GOAL:
A verbatim copy of the records is required, with all pictures left out.
— start of WORKING DATA —
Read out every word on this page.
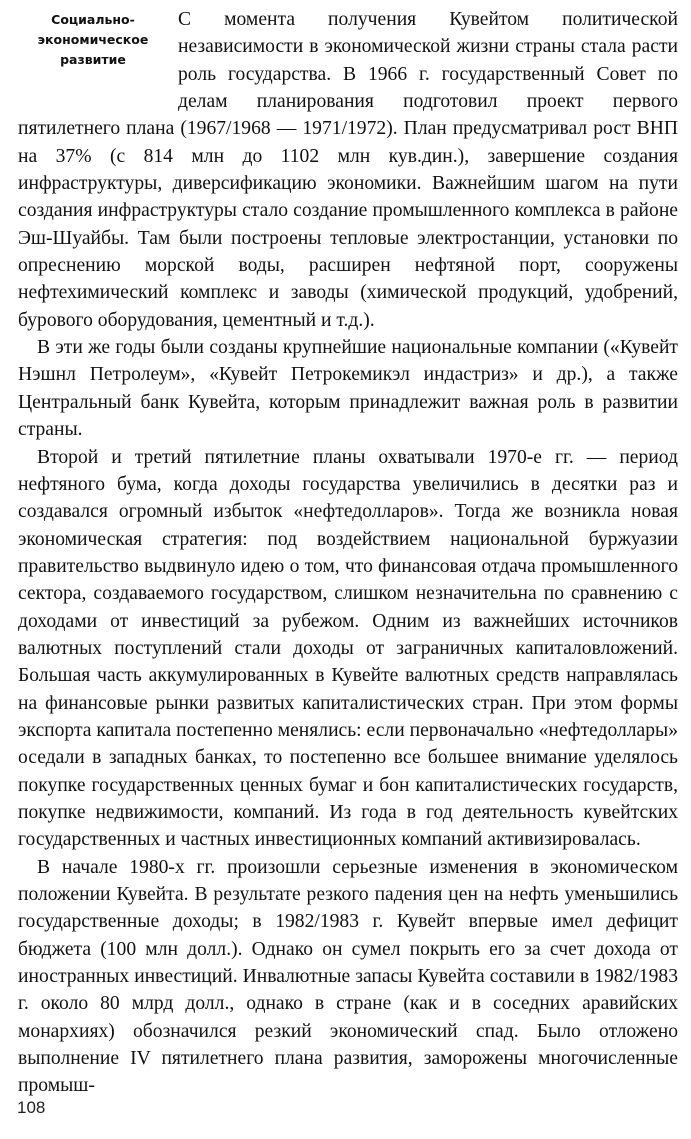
Социально-
экономическое
развитие

С момента получения Кувейтом политической независимости в экономической жизни страны стала расти роль государства. В 1966 г. государственный Совет по делам планирования подготовил проект первого пятилетнего плана (1967/1968 — 1971/1972). План предусматривал рост ВНП на 37% (с 814 млн до 1102 млн кув.дин.), завершение создания инфраструктуры, диверсификацию экономики. Важнейшим шагом на пути создания инфраструктуры стало создание промышленного комплекса в районе Эш-Шуайбы. Там были построены тепловые электростанции, установки по опреснению морской воды, расширен нефтяной порт, сооружены нефтехимический комплекс и заводы (химической продукций, удобрений, бурового оборудования, цементный и т.д.).

В эти же годы были созданы крупнейшие национальные компании («Кувейт Нэшнл Петролеум», «Кувейт Петрокемикэл индастриз» и др.), а также Центральный банк Кувейта, которым принадлежит важная роль в развитии страны.

Второй и третий пятилетние планы охватывали 1970-е гг. — период нефтяного бума, когда доходы государства увеличились в десятки раз и создавался огромный избыток «нефтедолларов». Тогда же возникла новая экономическая стратегия: под воздействием национальной буржуазии правительство выдвинуло идею о том, что финансовая отдача промышленного сектора, создаваемого государством, слишком незначительна по сравнению с доходами от инвестиций за рубежом. Одним из важнейших источников валютных поступлений стали доходы от заграничных капиталовложений. Большая часть аккумулированных в Кувейте валютных средств направлялась на финансовые рынки развитых капиталистических стран. При этом формы экспорта капитала постепенно менялись: если первоначально «нефтедоллары» оседали в западных банках, то постепенно все большее внимание уделялось покупке государственных ценных бумаг и бон капиталистических государств, покупке недвижимости, компаний. Из года в год деятельность кувейтских государственных и частных инвестиционных компаний активизировалась.

В начале 1980-х гг. произошли серьезные изменения в экономическом положении Кувейта. В результате резкого падения цен на нефть уменьшились государственные доходы; в 1982/1983 г. Кувейт впервые имел дефицит бюджета (100 млн долл.). Однако он сумел покрыть его за счет дохода от иностранных инвестиций. Инвалютные запасы Кувейта составили в 1982/1983 г. около 80 млрд долл., однако в стране (как и в соседних аравийских монархиях) обозначился резкий экономический спад. Было отложено выполнение IV пятилетнего плана развития, заморожены многочисленные промыш-

108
— end of WORKING DATA —
SOLUTION FOR THIS TASK:
Read out every word on this page.
Социально-
экономическое
развитие

С момента получения Кувейтом политической независимости в экономической жизни страны стала расти роль государства. В 1966 г. государственный Совет по делам планирования подготовил проект первого пятилетнего плана (1967/1968 — 1971/1972). План предусматривал рост ВНП на 37% (с 814 млн до 1102 млн кув.дин.), завершение создания инфраструктуры, диверсификацию экономики. Важнейшим шагом на пути создания инфраструктуры стало создание промышленного комплекса в районе Эш-Шуайбы. Там были построены тепловые электростанции, установки по опреснению морской воды, расширен нефтяной порт, сооружены нефтехимический комплекс и заводы (химической продукций, удобрений, бурового оборудования, цементный и т.д.).

В эти же годы были созданы крупнейшие национальные компании («Кувейт Нэшнл Петролеум», «Кувейт Петрокемикэл индастриз» и др.), а также Центральный банк Кувейта, которым принадлежит важная роль в развитии страны.

Второй и третий пятилетние планы охватывали 1970-е гг. — период нефтяного бума, когда доходы государства увеличились в десятки раз и создавался огромный избыток «нефтедолларов». Тогда же возникла новая экономическая стратегия: под воздействием национальной буржуазии правительство выдвинуло идею о том, что финансовая отдача промышленного сектора, создаваемого государством, слишком незначительна по сравнению с доходами от инвестиций за рубежом. Одним из важнейших источников валютных поступлений стали доходы от заграничных капиталовложений. Большая часть аккумулированных в Кувейте валютных средств направлялась на финансовые рынки развитых капиталистических стран. При этом формы экспорта капитала постепенно менялись: если первоначально «нефтедоллары» оседали в западных банках, то постепенно все большее внимание уделялось покупке государственных ценных бумаг и бон капиталистических государств, покупке недвижимости, компаний. Из года в год деятельность кувейтских государственных и частных инвестиционных компаний активизировалась.

В начале 1980-х гг. произошли серьезные изменения в экономическом положении Кувейта. В результате резкого падения цен на нефть уменьшились государственные доходы; в 1982/1983 г. Кувейт впервые имел дефицит бюджета (100 млн долл.). Однако он сумел покрыть его за счет дохода от иностранных инвестиций. Инвалютные запасы Кувейта составили в 1982/1983 г. около 80 млрд долл., однако в стране (как и в соседних аравийских монархиях) обозначился резкий экономический спад. Было отложено выполнение IV пятилетнего плана развития, заморожены многочисленные промыш-

108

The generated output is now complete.